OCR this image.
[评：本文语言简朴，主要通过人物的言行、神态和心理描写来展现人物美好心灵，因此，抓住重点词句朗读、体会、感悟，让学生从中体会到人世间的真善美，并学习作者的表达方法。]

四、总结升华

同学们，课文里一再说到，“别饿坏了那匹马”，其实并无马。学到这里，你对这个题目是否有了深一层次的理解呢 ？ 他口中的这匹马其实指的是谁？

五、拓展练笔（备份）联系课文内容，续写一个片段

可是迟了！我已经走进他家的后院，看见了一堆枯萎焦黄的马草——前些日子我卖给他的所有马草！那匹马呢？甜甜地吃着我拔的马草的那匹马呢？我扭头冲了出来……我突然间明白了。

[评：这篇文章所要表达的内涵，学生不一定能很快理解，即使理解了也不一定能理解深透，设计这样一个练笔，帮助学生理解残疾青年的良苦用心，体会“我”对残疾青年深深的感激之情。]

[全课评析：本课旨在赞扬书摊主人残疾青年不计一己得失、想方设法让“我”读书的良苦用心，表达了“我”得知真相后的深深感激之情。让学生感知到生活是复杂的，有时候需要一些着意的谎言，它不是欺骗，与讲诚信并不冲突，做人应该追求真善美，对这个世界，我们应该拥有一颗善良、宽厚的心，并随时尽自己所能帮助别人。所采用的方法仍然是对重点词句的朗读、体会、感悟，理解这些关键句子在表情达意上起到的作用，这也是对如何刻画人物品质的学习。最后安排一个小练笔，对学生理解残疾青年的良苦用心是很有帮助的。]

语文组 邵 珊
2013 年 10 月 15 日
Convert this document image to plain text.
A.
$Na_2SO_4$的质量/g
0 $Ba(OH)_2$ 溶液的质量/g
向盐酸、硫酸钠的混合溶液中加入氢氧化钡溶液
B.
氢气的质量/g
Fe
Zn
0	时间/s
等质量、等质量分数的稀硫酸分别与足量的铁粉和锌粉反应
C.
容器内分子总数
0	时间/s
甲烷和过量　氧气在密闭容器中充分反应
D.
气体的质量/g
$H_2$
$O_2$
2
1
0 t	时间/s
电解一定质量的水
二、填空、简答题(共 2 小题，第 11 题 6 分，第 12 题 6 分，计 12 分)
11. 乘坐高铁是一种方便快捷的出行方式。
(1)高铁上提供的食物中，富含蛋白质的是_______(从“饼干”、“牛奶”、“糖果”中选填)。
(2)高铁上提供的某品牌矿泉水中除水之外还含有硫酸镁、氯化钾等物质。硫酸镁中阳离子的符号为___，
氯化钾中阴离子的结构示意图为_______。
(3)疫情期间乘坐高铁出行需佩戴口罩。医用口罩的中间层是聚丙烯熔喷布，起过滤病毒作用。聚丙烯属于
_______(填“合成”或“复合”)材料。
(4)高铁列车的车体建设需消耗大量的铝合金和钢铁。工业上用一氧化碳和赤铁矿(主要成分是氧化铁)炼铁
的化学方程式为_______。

· · ·

Produce an exact copy of every entry above.

OCR this image.
[评：本文语言简朴，主要通过人物的言行、神态和心理描写来展现人物美好心灵，因此，抓住重点词句朗读、体会、感悟，让学生从中体会到人世间的真善美，并学习作者的表达方法。]

四、总结升华

同学们，课文里一再说到，“别饿坏了那匹马”，其实并无马。学到这里，你对这个题目是否有了深一层次的理解呢 ？ 他口中的这匹马其实指的是谁？

五、拓展练笔（备份）联系课文内容，续写一个片段

可是迟了！我已经走进他家的后院，看见了一堆枯萎焦黄的马草——前些日子我卖给他的所有马草！那匹马呢？甜甜地吃着我拔的马草的那匹马呢？我扭头冲了出来……我突然间明白了。

[评：这篇文章所要表达的内涵，学生不一定能很快理解，即使理解了也不一定能理解深透，设计这样一个练笔，帮助学生理解残疾青年的良苦用心，体会“我”对残疾青年深深的感激之情。]

[全课评析：本课旨在赞扬书摊主人残疾青年不计一己得失、想方设法让“我”读书的良苦用心，表达了“我”得知真相后的深深感激之情。让学生感知到生活是复杂的，有时候需要一些着意的谎言，它不是欺骗，与讲诚信并不冲突，做人应该追求真善美，对这个世界，我们应该拥有一颗善良、宽厚的心，并随时尽自己所能帮助别人。所采用的方法仍然是对重点词句的朗读、体会、感悟，理解这些关键句子在表情达意上起到的作用，这也是对如何刻画人物品质的学习。最后安排一个小练笔，对学生理解残疾青年的良苦用心是很有帮助的。]

语文组 邵 珊
2013 年 10 月 15 日
Convert this document image to plain text.
A.
$Na_2SO_4$的质量/g
0 $Ba(OH)_2$ 溶液的质量/g
向盐酸、硫酸钠的混合溶液中加入氢氧化钡溶液
B.
氢气的质量/g
Fe
Zn
0	时间/s
等质量、等质量分数的稀硫酸分别与足量的铁粉和锌粉反应
C.
容器内分子总数
0	时间/s
甲烷和过量　氧气在密闭容器中充分反应
D.
气体的质量/g
$H_2$
$O_2$
2
1
0 t	时间/s
电解一定质量的水
二、填空、简答题(共 2 小题，第 11 题 6 分，第 12 题 6 分，计 12 分)
11. 乘坐高铁是一种方便快捷的出行方式。
(1)高铁上提供的食物中，富含蛋白质的是_______(从“饼干”、“牛奶”、“糖果”中选填)。
(2)高铁上提供的某品牌矿泉水中除水之外还含有硫酸镁、氯化钾等物质。硫酸镁中阳离子的符号为___，
氯化钾中阴离子的结构示意图为_______。
(3)疫情期间乘坐高铁出行需佩戴口罩。医用口罩的中间层是聚丙烯熔喷布，起过滤病毒作用。聚丙烯属于
_______(填“合成”或“复合”)材料。
(4)高铁列车的车体建设需消耗大量的铝合金和钢铁。工业上用一氧化碳和赤铁矿(主要成分是氧化铁)炼铁
的化学方程式为_______。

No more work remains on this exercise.